# [What is expected]
List all lines of the data that include the string "scientific".

-- START Exercise inputs --

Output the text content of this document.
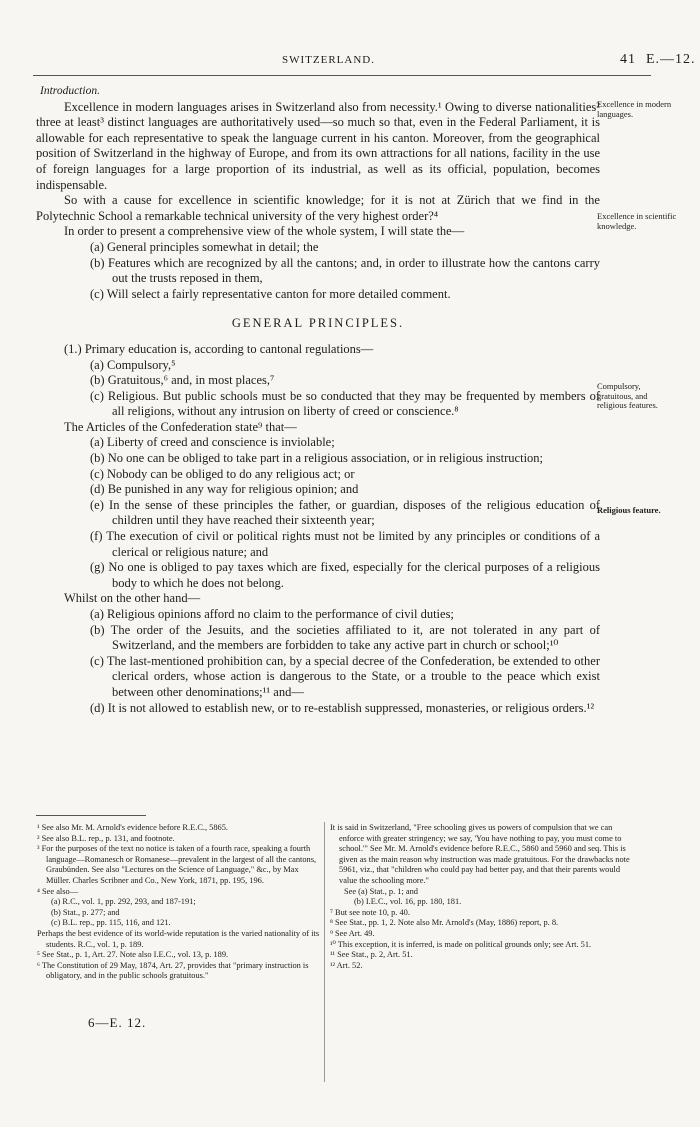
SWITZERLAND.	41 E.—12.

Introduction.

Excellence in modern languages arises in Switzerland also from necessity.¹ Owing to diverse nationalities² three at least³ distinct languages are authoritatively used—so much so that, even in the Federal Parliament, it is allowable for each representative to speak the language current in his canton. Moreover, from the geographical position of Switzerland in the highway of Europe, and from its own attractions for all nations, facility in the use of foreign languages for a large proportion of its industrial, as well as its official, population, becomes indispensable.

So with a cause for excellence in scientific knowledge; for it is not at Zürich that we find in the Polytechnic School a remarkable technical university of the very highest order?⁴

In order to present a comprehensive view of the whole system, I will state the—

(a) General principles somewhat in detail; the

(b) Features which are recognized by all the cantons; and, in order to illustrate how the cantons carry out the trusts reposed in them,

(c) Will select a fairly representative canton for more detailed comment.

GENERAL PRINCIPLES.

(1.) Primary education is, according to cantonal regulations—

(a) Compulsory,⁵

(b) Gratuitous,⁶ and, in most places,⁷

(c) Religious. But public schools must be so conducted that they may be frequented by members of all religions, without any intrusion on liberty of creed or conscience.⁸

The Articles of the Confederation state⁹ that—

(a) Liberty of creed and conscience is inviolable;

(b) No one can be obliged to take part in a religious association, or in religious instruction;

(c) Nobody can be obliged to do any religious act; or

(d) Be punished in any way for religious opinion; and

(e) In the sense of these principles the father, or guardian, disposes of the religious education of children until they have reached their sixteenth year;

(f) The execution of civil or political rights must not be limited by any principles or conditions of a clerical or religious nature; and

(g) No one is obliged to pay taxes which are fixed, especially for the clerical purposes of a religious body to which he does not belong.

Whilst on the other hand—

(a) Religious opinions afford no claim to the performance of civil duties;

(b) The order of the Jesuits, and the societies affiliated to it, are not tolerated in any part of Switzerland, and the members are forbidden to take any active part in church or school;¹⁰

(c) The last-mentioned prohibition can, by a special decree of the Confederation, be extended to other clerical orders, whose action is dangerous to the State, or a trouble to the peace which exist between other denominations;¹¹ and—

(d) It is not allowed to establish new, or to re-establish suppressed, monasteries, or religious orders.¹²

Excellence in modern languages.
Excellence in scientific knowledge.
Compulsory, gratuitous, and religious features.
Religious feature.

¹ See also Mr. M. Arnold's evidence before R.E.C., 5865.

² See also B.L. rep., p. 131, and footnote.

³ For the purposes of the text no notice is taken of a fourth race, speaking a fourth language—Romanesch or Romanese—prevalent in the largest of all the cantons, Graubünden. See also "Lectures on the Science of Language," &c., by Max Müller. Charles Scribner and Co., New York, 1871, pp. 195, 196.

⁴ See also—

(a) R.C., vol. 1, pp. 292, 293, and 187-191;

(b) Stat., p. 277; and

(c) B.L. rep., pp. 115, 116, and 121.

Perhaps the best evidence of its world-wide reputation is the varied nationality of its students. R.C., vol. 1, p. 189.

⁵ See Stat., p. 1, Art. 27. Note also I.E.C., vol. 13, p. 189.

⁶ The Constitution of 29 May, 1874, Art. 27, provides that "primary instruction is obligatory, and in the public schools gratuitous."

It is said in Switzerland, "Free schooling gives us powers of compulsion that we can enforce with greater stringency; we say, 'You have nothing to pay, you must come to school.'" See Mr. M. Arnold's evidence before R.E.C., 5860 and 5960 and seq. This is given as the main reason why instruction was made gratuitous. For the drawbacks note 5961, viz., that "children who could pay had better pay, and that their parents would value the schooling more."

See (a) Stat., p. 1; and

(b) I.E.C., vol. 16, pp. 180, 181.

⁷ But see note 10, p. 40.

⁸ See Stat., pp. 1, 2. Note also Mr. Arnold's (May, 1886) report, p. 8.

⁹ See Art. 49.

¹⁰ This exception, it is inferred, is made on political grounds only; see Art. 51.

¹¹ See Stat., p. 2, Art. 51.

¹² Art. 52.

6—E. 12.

-- END Exercise inputs --
-- START Exercise inputs --

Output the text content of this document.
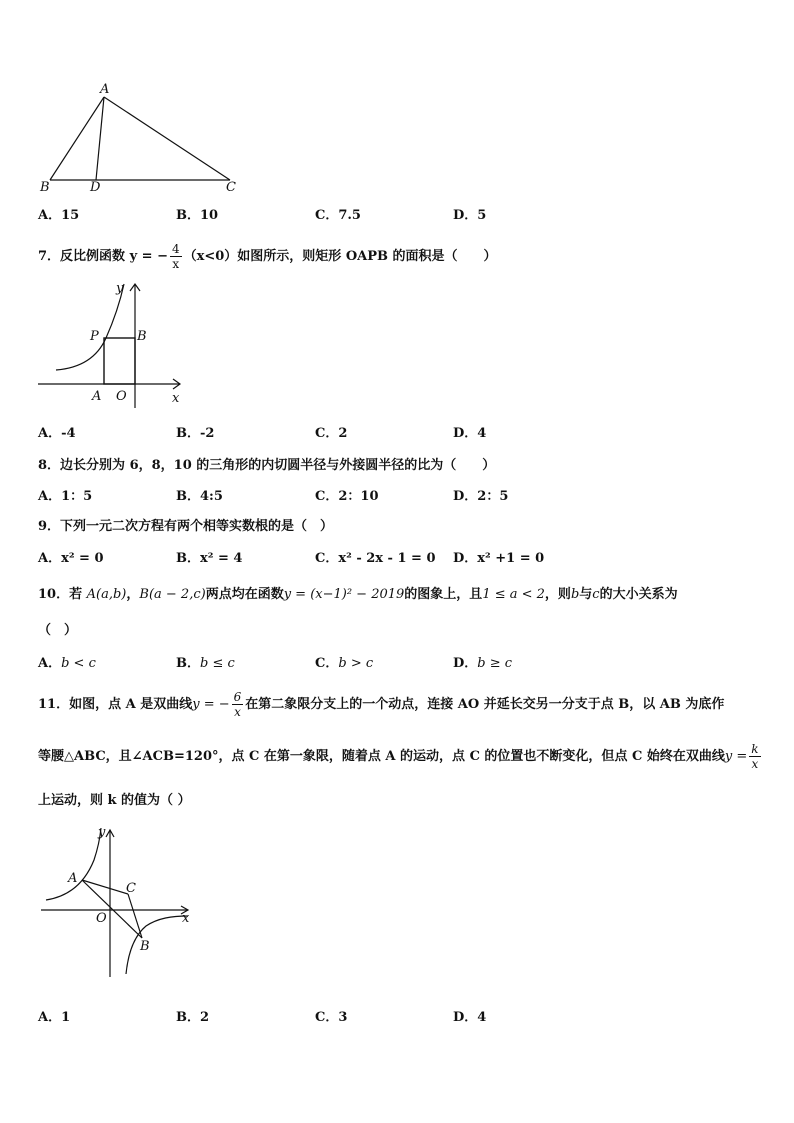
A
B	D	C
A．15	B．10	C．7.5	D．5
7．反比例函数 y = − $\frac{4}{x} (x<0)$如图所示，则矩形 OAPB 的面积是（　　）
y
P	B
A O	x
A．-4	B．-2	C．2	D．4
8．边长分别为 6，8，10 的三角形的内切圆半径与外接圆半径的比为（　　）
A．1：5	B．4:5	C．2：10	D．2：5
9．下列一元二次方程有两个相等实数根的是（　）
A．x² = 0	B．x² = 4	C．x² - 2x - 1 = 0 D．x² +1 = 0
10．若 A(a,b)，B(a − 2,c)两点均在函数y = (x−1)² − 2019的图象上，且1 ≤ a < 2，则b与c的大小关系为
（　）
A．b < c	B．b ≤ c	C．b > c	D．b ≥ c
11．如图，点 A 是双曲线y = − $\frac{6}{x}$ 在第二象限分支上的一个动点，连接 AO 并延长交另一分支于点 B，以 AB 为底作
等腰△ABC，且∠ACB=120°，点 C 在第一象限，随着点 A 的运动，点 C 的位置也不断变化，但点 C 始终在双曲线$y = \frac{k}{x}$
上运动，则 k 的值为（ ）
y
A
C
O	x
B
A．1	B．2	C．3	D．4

-- END Exercise inputs --

# [The solution]
So with a cause for excellence in scientific knowledge; for it is not at Zürich that we find in the Polytechnic School a remarkable technical university of the very highest order?⁴
Excellence in scientific knowledge.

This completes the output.